- Instructions for the task: Only a number is wanted. Count the lines holding the string "Settings".

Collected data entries
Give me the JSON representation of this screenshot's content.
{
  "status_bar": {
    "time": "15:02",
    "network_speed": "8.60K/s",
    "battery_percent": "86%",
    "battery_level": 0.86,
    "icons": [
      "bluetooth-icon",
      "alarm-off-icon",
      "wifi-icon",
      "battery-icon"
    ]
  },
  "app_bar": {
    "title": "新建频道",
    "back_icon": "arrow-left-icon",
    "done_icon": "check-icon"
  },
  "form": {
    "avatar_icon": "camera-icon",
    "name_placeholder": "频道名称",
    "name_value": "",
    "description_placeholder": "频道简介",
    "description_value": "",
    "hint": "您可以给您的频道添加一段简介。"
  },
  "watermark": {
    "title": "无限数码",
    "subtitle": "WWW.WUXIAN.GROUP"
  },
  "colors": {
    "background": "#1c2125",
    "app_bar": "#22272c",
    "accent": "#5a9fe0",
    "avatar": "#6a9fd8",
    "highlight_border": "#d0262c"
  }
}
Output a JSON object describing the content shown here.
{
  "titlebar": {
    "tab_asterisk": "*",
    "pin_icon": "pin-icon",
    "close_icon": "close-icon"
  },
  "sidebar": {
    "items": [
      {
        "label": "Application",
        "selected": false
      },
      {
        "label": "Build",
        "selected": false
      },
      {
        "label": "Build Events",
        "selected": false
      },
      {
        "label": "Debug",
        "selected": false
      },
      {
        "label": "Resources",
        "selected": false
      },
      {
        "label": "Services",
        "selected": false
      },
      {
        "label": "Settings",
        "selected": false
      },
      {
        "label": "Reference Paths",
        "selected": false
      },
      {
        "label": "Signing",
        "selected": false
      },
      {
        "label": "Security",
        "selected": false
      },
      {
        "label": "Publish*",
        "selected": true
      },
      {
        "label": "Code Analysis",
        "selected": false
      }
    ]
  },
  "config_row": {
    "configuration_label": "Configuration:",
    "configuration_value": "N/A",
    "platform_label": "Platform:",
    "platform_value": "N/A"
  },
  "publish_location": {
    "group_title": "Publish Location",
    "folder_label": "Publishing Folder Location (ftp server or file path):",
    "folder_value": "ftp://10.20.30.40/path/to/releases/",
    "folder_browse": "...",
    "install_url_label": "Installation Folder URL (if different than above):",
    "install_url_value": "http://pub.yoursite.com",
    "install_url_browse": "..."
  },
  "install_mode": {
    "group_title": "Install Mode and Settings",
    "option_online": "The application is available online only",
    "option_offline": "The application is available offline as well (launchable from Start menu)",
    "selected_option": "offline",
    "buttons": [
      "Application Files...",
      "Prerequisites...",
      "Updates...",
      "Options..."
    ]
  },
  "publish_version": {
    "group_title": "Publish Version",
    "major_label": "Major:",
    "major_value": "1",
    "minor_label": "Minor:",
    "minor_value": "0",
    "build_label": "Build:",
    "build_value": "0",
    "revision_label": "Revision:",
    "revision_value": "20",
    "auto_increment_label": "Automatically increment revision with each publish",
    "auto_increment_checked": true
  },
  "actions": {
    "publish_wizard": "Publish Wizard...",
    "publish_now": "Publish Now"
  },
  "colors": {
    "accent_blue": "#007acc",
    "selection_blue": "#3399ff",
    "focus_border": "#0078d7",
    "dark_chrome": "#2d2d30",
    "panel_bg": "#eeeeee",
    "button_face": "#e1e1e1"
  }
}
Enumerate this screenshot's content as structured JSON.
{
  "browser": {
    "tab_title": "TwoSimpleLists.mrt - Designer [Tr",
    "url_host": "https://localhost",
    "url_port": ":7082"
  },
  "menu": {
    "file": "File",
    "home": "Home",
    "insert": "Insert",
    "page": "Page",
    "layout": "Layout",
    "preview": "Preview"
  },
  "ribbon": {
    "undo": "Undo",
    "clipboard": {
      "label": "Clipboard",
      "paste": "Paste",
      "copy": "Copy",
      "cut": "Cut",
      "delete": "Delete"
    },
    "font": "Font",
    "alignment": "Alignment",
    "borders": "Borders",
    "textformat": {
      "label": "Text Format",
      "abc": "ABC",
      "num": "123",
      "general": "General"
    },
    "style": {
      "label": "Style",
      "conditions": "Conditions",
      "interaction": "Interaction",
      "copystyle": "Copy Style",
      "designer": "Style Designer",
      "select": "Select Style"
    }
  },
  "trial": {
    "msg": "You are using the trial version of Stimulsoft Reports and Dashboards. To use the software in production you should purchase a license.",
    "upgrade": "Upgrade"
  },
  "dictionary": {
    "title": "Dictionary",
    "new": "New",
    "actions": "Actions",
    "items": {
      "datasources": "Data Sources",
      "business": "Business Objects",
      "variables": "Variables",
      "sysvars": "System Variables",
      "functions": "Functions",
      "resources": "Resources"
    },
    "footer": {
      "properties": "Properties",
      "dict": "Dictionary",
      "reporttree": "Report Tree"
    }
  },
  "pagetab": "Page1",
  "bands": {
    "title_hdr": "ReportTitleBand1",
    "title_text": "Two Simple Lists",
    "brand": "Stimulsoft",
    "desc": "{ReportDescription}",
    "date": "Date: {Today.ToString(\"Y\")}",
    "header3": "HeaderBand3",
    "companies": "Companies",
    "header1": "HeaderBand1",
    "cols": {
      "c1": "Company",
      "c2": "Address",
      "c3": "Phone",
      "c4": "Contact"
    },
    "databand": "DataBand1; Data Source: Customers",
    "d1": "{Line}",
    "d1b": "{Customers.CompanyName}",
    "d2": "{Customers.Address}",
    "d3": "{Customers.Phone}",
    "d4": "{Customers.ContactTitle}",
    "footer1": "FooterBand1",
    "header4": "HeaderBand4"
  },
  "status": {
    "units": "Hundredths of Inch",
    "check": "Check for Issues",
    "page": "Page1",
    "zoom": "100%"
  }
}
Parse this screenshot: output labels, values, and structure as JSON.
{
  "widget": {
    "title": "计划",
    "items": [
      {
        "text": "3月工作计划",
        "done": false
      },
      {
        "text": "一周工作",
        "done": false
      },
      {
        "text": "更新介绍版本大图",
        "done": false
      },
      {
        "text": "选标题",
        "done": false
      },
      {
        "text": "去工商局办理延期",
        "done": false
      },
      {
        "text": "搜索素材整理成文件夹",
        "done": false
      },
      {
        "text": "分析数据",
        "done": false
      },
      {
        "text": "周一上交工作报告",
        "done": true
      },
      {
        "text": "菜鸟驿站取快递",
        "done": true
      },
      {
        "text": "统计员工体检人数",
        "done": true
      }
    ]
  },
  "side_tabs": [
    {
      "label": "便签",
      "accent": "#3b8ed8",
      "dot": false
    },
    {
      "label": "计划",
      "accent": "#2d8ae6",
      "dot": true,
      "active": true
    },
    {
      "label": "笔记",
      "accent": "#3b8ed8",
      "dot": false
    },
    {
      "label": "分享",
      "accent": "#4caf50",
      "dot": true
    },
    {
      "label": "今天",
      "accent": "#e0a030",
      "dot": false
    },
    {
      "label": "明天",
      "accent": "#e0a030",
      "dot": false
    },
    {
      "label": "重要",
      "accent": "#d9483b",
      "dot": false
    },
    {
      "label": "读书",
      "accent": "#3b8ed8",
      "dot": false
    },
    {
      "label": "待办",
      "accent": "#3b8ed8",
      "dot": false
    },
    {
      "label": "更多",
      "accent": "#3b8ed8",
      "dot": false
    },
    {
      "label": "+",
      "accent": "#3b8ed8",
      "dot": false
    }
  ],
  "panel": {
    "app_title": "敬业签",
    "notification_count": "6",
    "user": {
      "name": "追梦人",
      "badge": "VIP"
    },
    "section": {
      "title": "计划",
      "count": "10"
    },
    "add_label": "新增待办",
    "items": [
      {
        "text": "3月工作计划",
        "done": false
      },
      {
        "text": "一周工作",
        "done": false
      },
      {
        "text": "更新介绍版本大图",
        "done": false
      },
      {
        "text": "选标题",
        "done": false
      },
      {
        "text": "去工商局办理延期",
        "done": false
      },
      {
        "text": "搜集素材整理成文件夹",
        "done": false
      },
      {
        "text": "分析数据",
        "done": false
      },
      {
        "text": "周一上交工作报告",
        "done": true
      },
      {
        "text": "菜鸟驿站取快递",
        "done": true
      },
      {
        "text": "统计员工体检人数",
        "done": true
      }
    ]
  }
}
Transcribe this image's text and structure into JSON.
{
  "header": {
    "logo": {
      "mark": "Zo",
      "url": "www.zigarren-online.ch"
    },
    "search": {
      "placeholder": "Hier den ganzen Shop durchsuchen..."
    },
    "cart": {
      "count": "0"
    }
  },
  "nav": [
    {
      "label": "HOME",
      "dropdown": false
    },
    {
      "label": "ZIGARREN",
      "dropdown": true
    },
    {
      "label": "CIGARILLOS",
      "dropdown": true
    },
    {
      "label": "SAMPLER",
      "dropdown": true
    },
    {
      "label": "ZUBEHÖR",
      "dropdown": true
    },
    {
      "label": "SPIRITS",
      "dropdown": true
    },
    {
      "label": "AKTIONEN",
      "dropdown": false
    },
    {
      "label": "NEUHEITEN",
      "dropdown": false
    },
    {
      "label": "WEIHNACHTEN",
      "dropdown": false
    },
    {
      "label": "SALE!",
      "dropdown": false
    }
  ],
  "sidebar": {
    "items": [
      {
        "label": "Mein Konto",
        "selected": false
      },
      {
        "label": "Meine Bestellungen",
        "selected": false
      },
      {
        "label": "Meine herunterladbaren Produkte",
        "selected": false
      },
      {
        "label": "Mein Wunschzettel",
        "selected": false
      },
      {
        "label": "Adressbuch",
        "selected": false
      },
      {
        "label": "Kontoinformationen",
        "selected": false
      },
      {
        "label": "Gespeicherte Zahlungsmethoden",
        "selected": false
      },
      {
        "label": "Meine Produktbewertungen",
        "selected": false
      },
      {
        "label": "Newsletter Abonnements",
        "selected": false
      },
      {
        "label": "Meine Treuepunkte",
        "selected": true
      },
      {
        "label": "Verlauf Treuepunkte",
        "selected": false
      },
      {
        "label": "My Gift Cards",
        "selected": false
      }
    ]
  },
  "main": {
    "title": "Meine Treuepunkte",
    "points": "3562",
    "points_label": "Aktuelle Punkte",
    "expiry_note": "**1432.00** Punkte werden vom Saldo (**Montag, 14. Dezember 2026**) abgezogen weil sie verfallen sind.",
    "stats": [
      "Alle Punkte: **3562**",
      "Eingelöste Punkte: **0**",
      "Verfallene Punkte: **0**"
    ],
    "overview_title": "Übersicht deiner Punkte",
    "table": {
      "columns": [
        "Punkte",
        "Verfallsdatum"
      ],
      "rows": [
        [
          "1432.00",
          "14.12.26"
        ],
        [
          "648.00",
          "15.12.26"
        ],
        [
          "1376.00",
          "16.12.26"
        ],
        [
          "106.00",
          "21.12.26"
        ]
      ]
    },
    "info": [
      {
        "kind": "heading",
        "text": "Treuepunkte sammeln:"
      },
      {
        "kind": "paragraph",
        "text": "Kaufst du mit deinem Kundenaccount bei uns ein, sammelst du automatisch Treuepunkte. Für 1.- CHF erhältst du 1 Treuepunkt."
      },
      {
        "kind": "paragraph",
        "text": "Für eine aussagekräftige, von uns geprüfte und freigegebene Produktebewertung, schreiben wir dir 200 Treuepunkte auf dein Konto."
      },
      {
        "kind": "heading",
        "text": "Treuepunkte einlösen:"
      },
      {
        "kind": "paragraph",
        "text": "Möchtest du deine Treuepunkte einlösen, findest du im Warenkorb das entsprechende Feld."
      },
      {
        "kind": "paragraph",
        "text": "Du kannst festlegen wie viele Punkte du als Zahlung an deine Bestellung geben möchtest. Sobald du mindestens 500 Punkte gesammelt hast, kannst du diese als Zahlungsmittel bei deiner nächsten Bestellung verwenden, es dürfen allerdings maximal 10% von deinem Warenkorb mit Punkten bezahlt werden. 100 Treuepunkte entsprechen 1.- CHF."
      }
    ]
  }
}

- Solution: 2